*What the task asks*: From the records below, copy every line that contains the word "this".

(Dataset records)
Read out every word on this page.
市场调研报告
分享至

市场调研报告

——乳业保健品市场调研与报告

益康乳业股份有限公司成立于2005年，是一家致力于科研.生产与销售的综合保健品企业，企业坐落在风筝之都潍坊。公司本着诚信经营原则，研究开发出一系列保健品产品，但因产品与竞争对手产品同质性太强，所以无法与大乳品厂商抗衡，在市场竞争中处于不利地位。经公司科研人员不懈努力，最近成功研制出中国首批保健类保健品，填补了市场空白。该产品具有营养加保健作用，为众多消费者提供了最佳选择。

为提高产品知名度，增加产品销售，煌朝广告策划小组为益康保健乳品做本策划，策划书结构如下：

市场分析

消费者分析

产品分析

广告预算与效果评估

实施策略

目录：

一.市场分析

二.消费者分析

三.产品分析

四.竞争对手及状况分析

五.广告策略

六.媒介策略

...

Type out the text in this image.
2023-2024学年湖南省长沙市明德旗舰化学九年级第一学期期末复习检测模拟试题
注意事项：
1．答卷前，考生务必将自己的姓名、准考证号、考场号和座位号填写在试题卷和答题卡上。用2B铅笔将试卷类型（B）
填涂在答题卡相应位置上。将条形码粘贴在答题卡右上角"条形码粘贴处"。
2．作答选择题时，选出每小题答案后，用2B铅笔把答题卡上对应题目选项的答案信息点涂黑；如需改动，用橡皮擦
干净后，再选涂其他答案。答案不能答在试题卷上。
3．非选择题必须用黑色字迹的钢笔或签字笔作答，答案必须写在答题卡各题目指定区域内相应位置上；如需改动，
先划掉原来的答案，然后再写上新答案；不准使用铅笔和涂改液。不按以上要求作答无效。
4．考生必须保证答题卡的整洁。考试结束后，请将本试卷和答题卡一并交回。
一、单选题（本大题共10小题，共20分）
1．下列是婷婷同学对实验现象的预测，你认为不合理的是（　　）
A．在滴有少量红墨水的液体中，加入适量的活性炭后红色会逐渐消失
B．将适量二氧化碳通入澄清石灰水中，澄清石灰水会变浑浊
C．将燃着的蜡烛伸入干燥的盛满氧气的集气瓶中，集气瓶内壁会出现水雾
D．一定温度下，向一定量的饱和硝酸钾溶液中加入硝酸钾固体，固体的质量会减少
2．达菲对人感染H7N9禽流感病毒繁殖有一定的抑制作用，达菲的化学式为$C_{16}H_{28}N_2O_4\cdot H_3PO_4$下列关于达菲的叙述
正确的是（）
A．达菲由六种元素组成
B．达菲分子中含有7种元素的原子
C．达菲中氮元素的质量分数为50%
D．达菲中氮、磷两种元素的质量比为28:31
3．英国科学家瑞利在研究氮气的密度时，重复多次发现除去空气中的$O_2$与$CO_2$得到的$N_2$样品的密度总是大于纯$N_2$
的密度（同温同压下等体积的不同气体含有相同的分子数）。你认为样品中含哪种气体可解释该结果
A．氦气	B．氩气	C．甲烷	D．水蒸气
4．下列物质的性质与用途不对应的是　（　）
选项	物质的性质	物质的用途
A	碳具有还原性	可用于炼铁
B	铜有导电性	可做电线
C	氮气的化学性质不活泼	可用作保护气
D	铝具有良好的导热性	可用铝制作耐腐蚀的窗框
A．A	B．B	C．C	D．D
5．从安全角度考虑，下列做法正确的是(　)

*Complete answer*:
Read out every word on this page.
Type out the text in this image.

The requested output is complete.